[Stored records]
····················
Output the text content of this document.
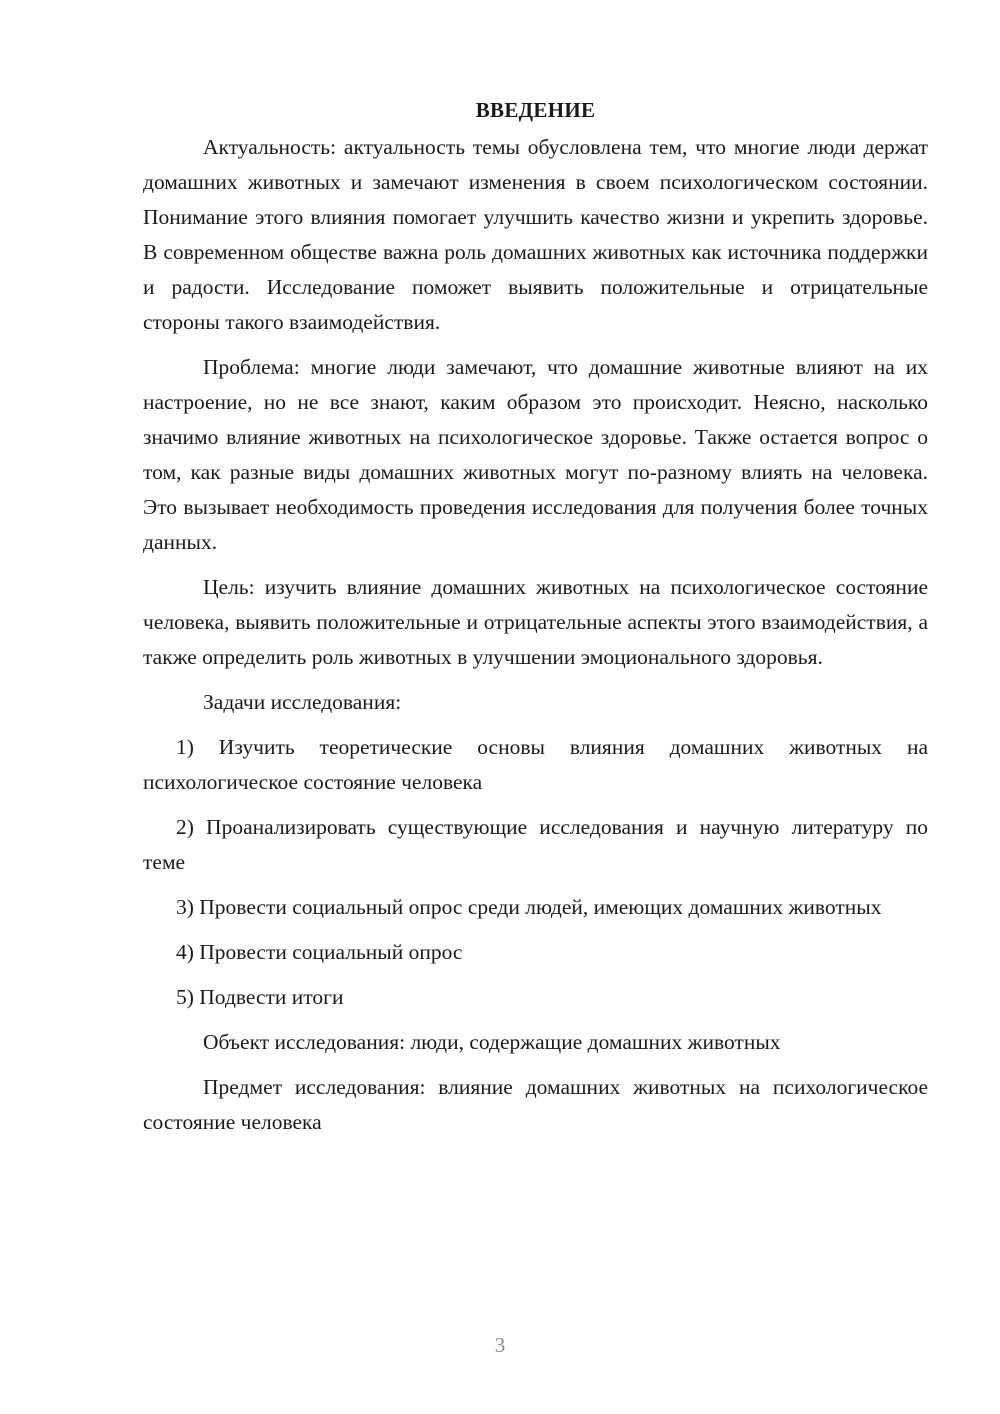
ВВЕДЕНИЕ

Актуальность: актуальность темы обусловлена тем, что многие люди держат домашних животных и замечают изменения в своем психологическом состоянии. Понимание этого влияния помогает улучшить качество жизни и укрепить здоровье. В современном обществе важна роль домашних животных как источника поддержки и радости. Исследование поможет выявить положительные и отрицательные стороны такого взаимодействия.

Проблема: многие люди замечают, что домашние животные влияют на их настроение, но не все знают, каким образом это происходит. Неясно, насколько значимо влияние животных на психологическое здоровье. Также остается вопрос о том, как разные виды домашних животных могут по-разному влиять на человека. Это вызывает необходимость проведения исследования для получения более точных данных.

Цель: изучить влияние домашних животных на психологическое состояние человека, выявить положительные и отрицательные аспекты этого взаимодействия, а также определить роль животных в улучшении эмоционального здоровья.

Задачи исследования:

1) Изучить теоретические основы влияния домашних животных на психологическое состояние человека

2) Проанализировать существующие исследования и научную литературу по теме

3) Провести социальный опрос среди людей, имеющих домашних животных

4) Провести социальный опрос

5) Подвести итоги

Объект исследования: люди, содержащие домашних животных

Предмет исследования: влияние домашних животных на психологическое состояние человека

3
····················
● What you should do:
Return all of the entries word for word, but omit the pictures.

● Result of this exercise:
Output the text content of this document.
ВВЕДЕНИЕ

Актуальность: актуальность темы обусловлена тем, что многие люди держат домашних животных и замечают изменения в своем психологическом состоянии. Понимание этого влияния помогает улучшить качество жизни и укрепить здоровье. В современном обществе важна роль домашних животных как источника поддержки и радости. Исследование поможет выявить положительные и отрицательные стороны такого взаимодействия.

Проблема: многие люди замечают, что домашние животные влияют на их настроение, но не все знают, каким образом это происходит. Неясно, насколько значимо влияние животных на психологическое здоровье. Также остается вопрос о том, как разные виды домашних животных могут по-разному влиять на человека. Это вызывает необходимость проведения исследования для получения более точных данных.

Цель: изучить влияние домашних животных на психологическое состояние человека, выявить положительные и отрицательные аспекты этого взаимодействия, а также определить роль животных в улучшении эмоционального здоровья.

Задачи исследования:

1) Изучить теоретические основы влияния домашних животных на психологическое состояние человека

2) Проанализировать существующие исследования и научную литературу по теме

3) Провести социальный опрос среди людей, имеющих домашних животных

4) Провести социальный опрос

5) Подвести итоги

Объект исследования: люди, содержащие домашних животных

Предмет исследования: влияние домашних животных на психологическое состояние человека

3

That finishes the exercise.